▸ RECORDS PROVIDED
—————
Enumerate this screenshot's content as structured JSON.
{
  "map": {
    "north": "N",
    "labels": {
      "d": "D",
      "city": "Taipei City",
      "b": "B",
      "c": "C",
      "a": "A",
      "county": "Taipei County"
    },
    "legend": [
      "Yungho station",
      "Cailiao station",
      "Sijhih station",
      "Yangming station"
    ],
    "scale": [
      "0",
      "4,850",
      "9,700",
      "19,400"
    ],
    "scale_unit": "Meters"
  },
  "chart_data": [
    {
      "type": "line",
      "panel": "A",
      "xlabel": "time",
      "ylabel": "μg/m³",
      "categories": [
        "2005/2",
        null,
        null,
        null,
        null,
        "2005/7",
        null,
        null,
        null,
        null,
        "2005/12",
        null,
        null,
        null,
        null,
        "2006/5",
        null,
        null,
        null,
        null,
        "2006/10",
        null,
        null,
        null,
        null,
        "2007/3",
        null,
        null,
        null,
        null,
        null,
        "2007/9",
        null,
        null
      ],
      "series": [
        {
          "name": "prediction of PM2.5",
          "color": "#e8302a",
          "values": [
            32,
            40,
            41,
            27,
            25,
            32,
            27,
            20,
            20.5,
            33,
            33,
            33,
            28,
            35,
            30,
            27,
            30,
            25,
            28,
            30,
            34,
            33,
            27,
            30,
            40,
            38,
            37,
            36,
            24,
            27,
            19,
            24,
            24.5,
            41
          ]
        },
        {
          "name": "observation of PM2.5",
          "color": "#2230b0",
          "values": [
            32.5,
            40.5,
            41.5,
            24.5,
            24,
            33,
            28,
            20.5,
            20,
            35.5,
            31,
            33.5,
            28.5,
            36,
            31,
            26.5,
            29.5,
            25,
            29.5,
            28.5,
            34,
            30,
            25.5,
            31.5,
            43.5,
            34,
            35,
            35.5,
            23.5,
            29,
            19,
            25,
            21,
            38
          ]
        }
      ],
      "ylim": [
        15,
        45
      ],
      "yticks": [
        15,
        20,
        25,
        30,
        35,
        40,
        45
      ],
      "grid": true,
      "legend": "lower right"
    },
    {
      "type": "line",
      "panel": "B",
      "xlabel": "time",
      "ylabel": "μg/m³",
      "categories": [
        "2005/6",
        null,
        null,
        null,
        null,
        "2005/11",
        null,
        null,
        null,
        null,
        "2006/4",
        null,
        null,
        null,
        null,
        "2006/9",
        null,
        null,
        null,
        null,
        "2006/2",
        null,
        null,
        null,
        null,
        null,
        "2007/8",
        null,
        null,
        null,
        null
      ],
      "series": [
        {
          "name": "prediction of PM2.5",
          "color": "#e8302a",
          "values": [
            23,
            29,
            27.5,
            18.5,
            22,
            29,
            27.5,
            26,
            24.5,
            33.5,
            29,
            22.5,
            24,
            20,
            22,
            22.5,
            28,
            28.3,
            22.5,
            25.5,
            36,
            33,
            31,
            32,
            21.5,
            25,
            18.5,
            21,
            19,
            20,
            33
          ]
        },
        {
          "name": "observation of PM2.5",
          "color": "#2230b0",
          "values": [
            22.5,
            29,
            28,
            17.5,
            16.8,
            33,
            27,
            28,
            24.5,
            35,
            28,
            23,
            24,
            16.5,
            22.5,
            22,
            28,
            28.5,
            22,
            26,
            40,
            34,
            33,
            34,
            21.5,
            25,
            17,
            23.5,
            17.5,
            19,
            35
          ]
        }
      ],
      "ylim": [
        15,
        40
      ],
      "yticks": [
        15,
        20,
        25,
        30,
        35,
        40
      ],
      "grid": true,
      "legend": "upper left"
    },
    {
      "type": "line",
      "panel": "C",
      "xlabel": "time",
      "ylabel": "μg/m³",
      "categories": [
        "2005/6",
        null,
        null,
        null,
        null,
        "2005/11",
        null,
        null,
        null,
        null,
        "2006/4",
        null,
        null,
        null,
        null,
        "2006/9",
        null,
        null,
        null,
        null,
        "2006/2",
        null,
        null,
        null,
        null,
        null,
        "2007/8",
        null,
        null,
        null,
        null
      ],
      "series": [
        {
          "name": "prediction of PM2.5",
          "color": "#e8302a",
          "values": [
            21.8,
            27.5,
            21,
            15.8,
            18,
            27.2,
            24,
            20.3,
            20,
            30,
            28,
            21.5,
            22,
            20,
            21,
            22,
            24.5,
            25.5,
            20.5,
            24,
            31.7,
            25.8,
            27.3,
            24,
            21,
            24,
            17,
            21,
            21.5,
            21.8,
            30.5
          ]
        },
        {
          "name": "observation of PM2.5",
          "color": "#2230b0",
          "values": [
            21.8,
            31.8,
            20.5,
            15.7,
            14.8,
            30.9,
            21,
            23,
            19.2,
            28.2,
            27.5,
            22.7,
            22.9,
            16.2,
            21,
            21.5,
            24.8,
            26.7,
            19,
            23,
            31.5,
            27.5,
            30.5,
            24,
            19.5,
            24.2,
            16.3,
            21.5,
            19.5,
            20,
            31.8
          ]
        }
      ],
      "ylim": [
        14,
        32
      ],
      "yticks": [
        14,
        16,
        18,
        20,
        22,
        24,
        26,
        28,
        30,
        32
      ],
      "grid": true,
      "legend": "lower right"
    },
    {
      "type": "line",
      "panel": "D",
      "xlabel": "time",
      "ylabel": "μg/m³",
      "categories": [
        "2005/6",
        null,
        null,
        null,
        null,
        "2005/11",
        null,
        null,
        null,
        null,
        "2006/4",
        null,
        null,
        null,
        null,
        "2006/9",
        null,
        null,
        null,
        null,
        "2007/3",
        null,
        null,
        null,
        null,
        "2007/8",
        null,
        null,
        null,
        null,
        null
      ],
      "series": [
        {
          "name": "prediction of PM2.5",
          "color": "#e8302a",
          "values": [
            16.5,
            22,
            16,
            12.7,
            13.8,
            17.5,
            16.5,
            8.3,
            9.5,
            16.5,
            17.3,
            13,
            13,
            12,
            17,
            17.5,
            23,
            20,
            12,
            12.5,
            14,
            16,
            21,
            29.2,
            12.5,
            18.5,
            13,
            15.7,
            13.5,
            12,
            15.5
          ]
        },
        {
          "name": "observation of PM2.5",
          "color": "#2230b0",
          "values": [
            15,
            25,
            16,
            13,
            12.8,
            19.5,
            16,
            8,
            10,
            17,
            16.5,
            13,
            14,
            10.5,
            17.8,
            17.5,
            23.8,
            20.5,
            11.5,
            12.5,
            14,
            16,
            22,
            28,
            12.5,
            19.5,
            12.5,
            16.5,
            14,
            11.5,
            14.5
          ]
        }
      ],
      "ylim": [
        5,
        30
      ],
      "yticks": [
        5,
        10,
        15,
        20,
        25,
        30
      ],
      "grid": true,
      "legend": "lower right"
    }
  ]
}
—————
▸ SHORT EXERCISE
Report all lines of the data above that include the string "station".

▸ RESULT BELOW
      "Yungho station",
      "Cailiao station",
      "Sijhih station",
      "Yangming station"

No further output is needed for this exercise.